** Exercise task **
Look below and pull out each line with the word "data".
################
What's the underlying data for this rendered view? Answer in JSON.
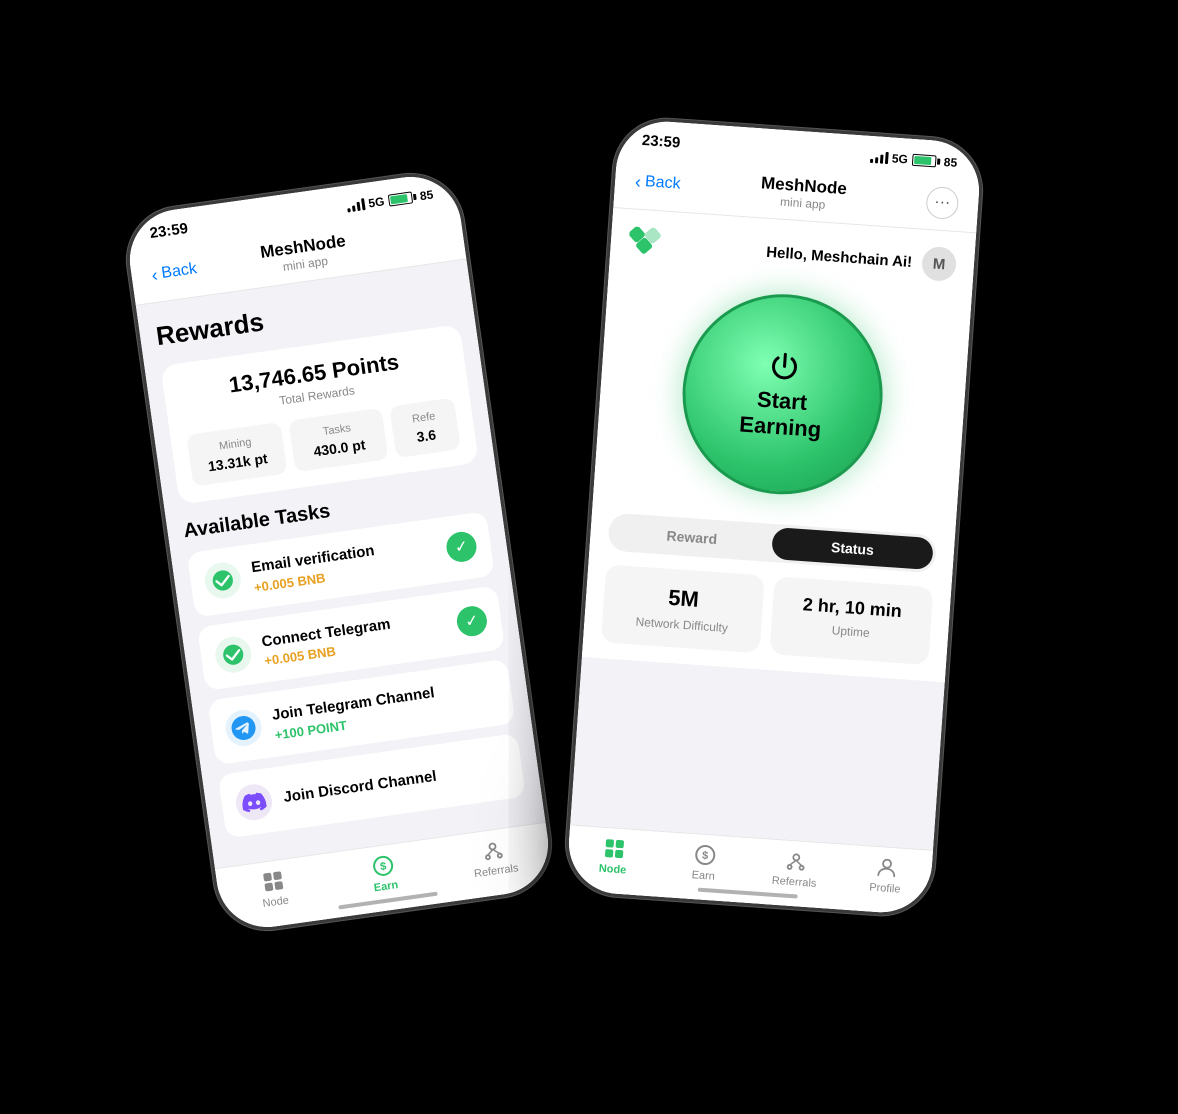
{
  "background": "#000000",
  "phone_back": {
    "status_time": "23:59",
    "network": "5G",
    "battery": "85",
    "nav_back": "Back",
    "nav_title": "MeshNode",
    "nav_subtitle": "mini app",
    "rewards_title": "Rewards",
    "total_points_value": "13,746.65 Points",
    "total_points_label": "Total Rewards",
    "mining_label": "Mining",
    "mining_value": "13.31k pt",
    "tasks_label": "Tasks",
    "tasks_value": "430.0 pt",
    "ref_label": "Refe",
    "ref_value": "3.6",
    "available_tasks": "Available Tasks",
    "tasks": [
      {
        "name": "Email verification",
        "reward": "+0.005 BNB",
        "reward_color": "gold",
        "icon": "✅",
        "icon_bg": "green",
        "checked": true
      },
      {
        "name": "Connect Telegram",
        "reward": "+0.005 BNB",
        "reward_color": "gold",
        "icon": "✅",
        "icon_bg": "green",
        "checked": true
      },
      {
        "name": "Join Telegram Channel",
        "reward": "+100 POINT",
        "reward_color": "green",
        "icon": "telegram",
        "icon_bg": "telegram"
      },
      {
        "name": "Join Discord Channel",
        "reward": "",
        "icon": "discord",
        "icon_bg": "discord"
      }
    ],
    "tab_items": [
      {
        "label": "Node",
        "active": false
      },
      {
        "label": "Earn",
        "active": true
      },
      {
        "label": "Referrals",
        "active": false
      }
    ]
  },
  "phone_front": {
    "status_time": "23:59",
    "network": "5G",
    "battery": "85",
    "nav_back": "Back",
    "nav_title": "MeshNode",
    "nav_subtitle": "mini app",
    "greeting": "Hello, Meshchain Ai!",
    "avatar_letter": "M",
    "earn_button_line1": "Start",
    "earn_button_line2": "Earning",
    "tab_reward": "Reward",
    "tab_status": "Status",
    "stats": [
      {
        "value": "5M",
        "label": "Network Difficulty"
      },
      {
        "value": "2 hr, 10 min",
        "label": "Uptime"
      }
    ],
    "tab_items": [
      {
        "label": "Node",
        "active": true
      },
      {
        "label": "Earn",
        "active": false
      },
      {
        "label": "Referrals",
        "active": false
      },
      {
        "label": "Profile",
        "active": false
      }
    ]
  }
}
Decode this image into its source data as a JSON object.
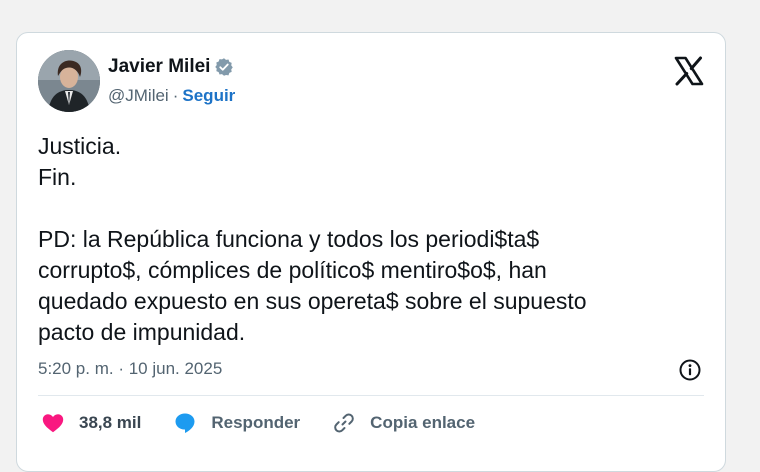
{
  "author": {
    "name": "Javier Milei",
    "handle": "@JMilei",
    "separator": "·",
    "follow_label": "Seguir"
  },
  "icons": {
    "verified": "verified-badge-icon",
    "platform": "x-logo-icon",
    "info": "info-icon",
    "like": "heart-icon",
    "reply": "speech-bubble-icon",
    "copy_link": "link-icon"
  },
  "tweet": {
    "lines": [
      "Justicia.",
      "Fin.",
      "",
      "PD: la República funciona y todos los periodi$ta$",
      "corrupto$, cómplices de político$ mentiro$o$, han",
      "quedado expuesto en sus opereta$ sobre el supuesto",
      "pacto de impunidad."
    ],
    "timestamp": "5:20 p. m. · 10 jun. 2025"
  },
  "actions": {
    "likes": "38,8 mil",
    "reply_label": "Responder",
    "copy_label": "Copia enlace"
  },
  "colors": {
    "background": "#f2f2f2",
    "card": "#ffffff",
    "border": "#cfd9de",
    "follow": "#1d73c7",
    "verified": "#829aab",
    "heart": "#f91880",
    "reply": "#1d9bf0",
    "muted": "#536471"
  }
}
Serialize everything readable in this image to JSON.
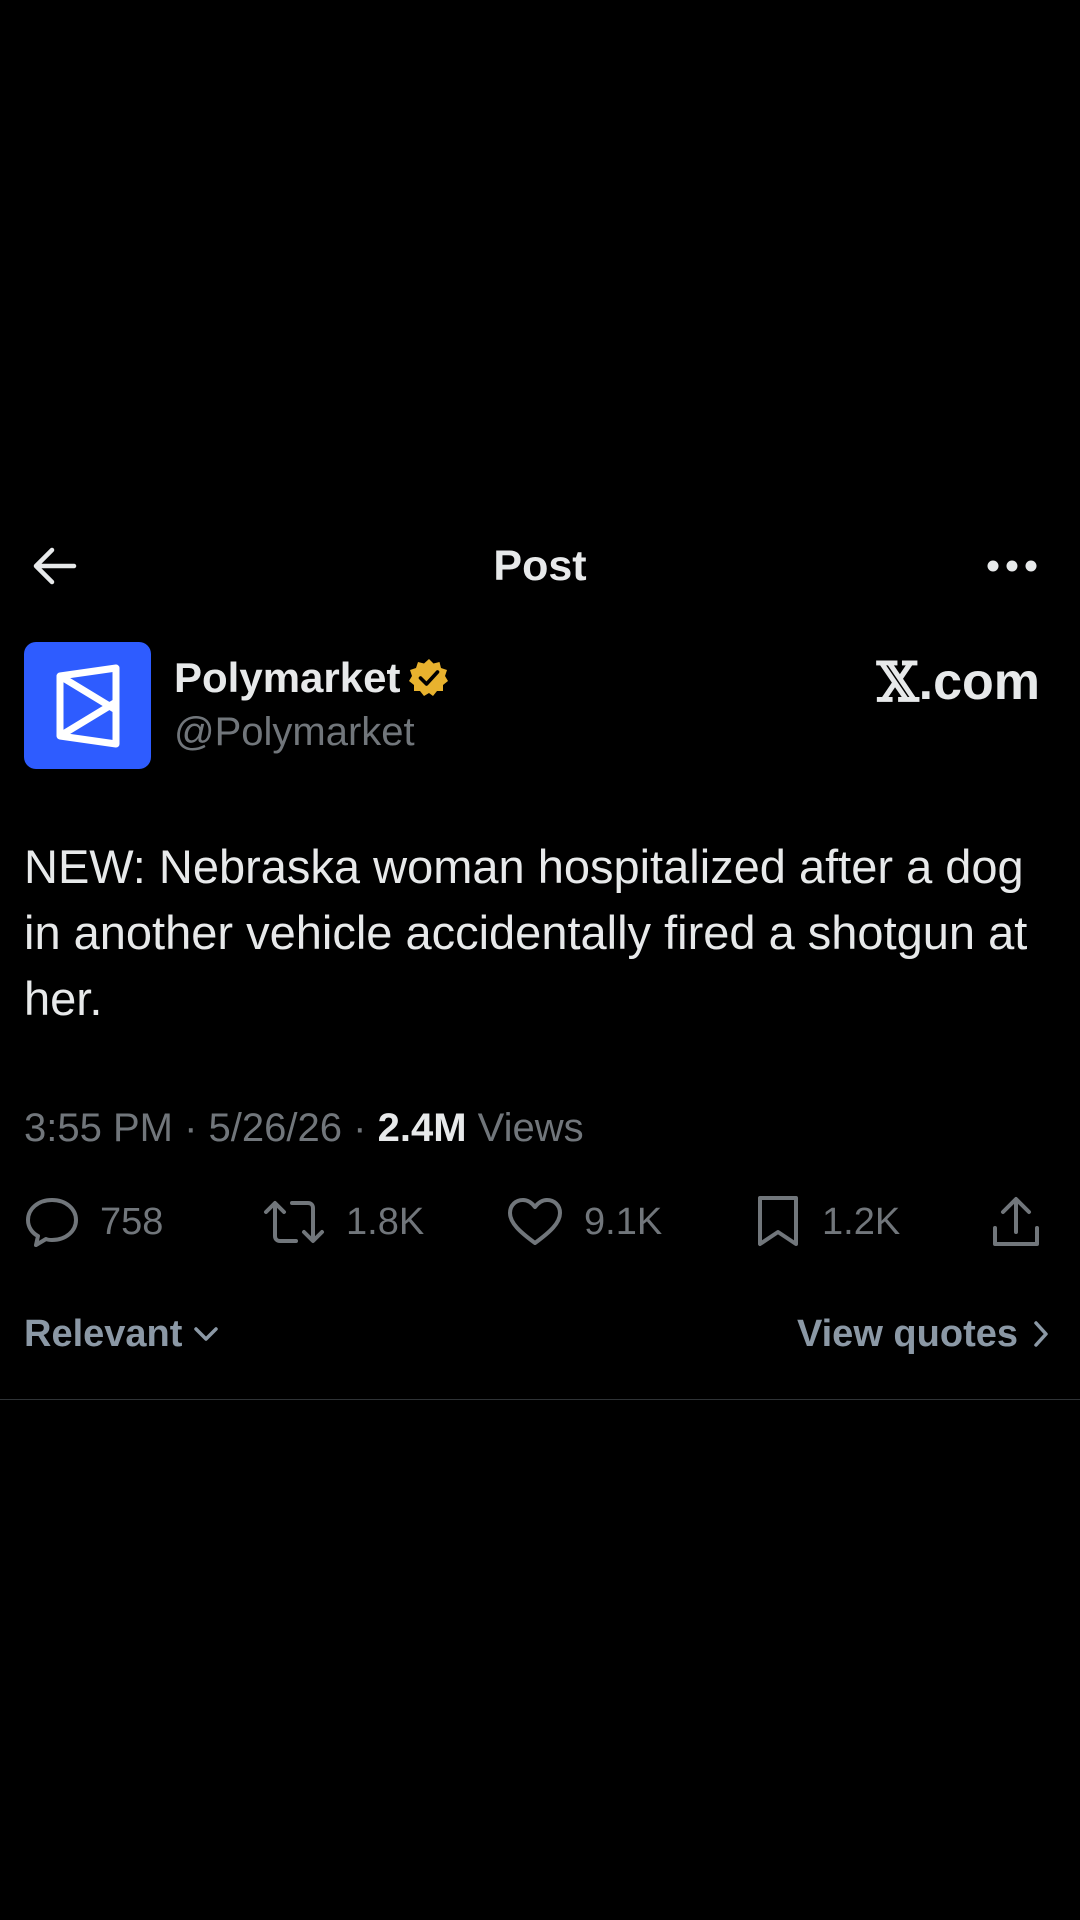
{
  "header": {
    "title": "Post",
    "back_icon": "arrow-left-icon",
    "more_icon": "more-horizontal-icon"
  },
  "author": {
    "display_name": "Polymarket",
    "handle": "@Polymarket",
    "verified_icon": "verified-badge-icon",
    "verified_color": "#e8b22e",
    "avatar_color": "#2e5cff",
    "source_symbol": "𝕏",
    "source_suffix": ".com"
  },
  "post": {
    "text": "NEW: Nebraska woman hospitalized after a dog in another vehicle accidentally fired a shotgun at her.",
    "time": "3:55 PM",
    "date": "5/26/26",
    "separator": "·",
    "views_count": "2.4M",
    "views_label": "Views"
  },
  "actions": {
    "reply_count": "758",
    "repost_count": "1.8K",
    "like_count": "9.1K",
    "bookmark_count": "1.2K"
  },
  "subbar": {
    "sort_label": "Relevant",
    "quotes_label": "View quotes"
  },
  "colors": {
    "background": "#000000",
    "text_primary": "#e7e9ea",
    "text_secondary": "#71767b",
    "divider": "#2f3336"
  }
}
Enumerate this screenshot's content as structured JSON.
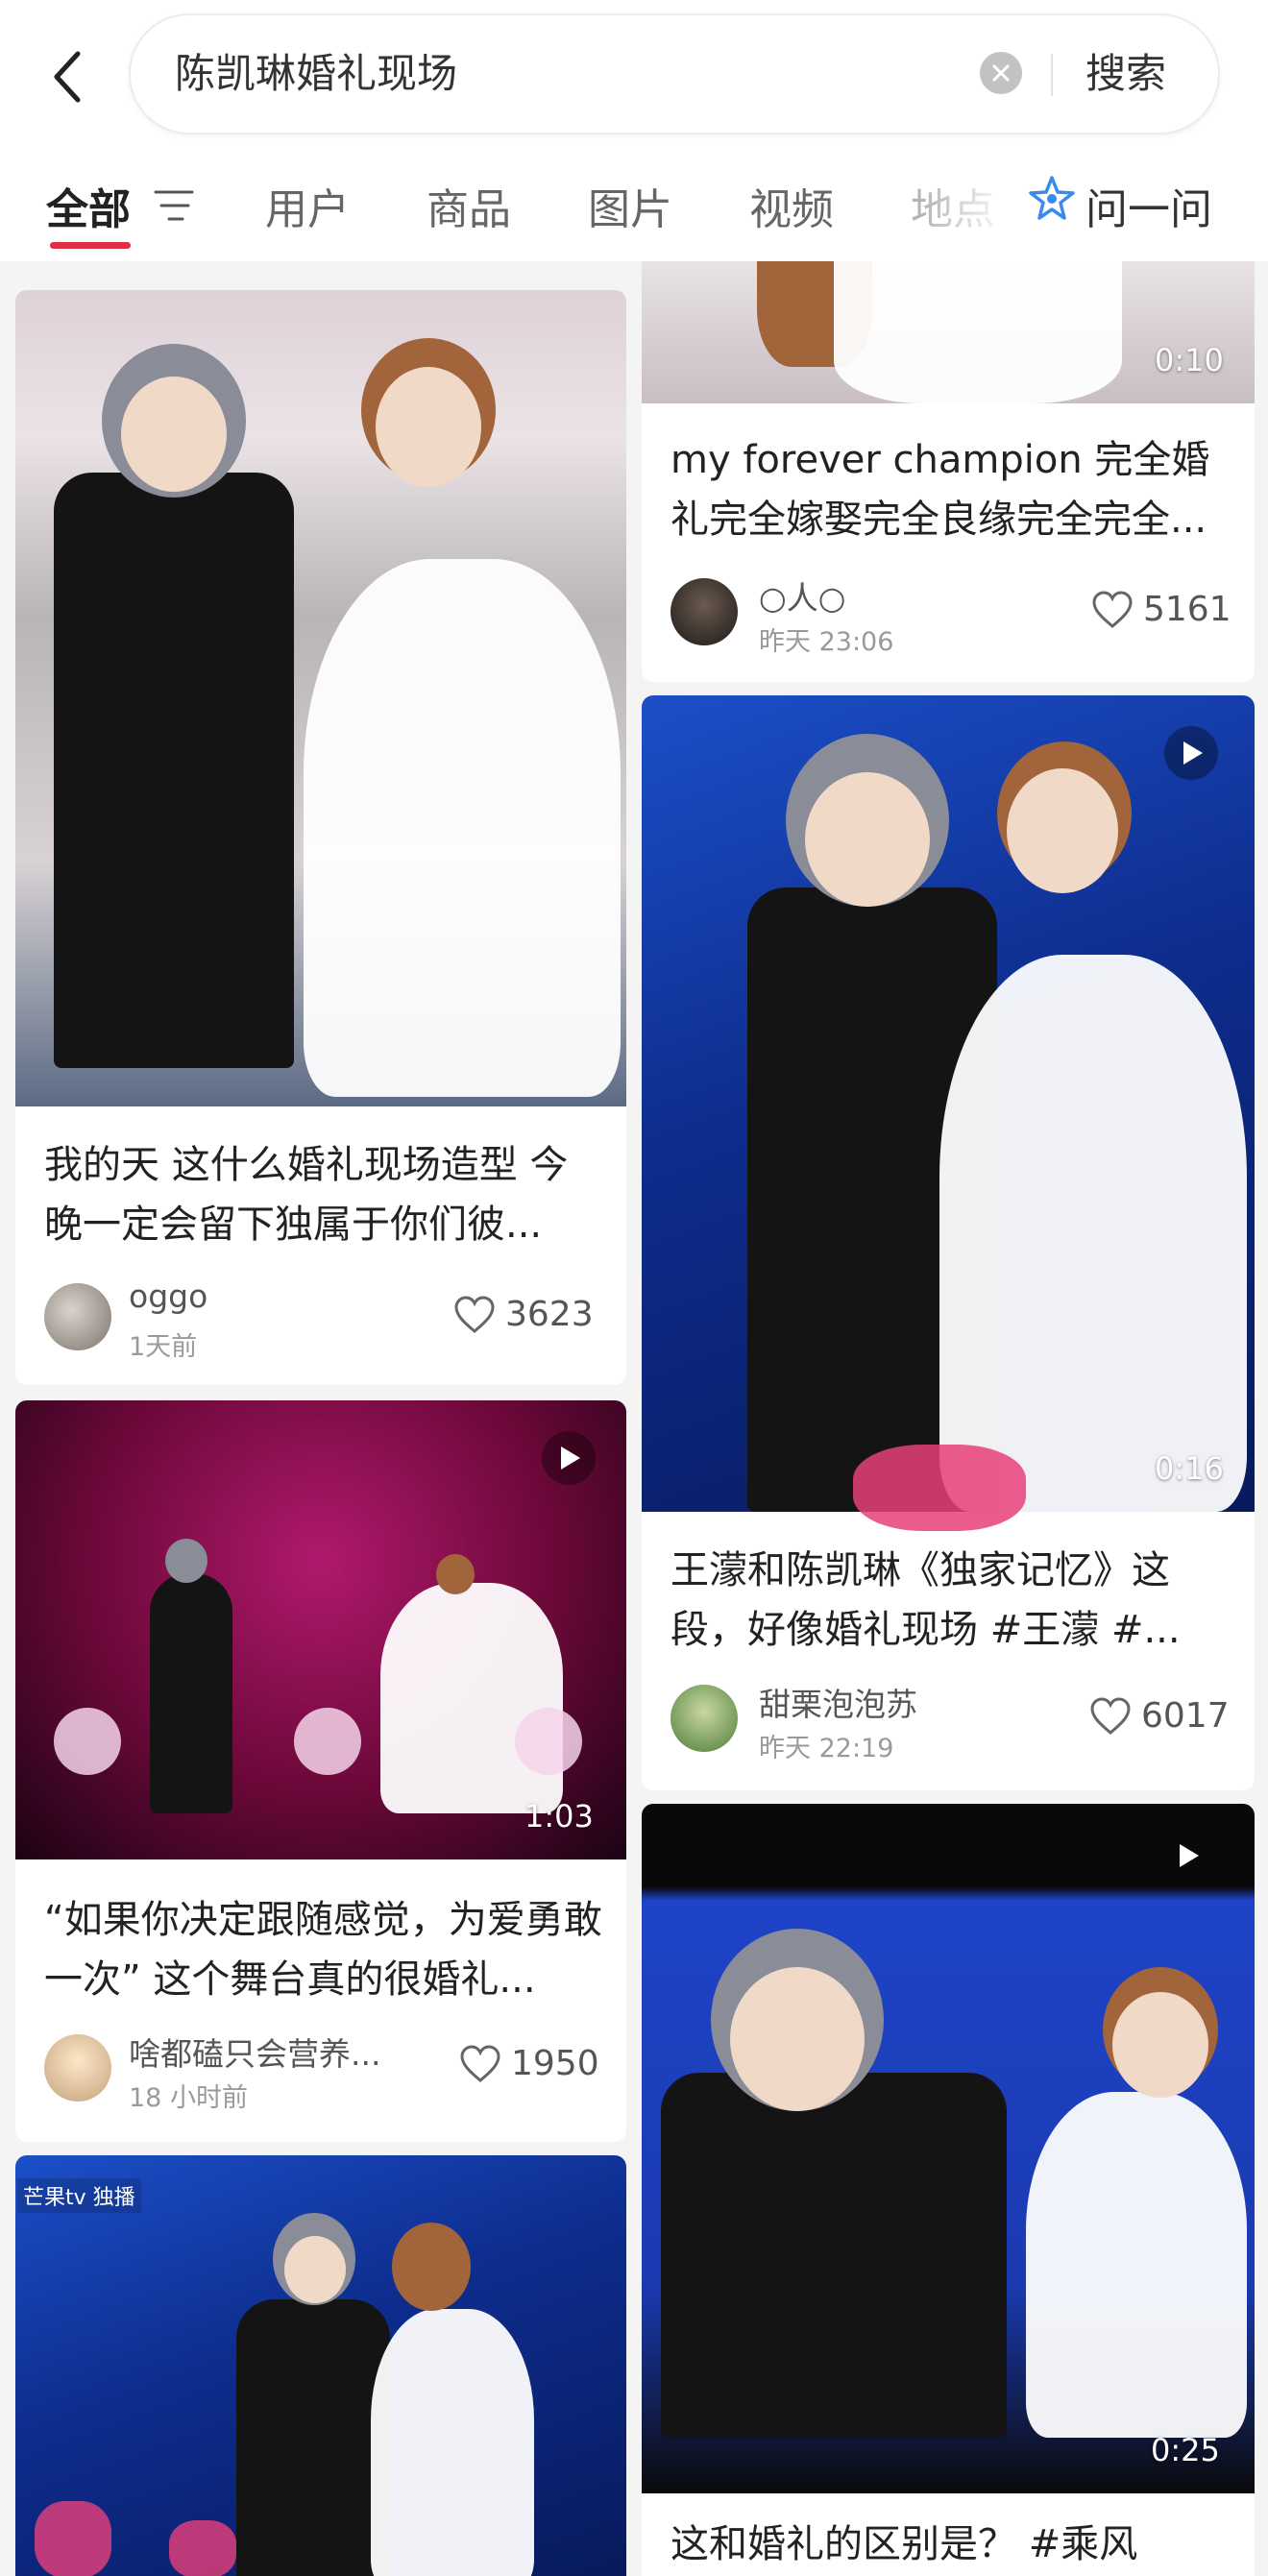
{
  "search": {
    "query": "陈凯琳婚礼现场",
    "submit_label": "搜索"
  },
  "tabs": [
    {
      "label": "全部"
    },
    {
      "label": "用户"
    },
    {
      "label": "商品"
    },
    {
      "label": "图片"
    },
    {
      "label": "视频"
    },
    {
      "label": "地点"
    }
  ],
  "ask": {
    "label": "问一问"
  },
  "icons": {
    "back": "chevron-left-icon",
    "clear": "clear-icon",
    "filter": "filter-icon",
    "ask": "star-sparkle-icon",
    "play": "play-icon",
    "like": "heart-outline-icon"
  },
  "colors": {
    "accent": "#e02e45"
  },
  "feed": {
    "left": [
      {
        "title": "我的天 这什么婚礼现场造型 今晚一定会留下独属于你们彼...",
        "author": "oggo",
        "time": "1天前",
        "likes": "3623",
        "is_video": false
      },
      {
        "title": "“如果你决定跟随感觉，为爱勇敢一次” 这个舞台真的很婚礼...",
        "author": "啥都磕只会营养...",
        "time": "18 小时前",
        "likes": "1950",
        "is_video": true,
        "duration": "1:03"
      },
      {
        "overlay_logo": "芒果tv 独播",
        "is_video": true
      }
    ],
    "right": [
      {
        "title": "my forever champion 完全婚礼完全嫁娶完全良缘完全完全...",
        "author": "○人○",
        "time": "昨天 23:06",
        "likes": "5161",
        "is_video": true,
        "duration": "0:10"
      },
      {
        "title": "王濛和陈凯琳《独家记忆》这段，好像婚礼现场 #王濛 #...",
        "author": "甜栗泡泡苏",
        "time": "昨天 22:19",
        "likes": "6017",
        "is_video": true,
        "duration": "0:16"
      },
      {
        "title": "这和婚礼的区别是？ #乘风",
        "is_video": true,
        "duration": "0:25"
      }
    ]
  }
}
################
** Finished task **
What's the underlying data for this rendered view? Answer in JSON.
Decode this image into its source data as a JSON object.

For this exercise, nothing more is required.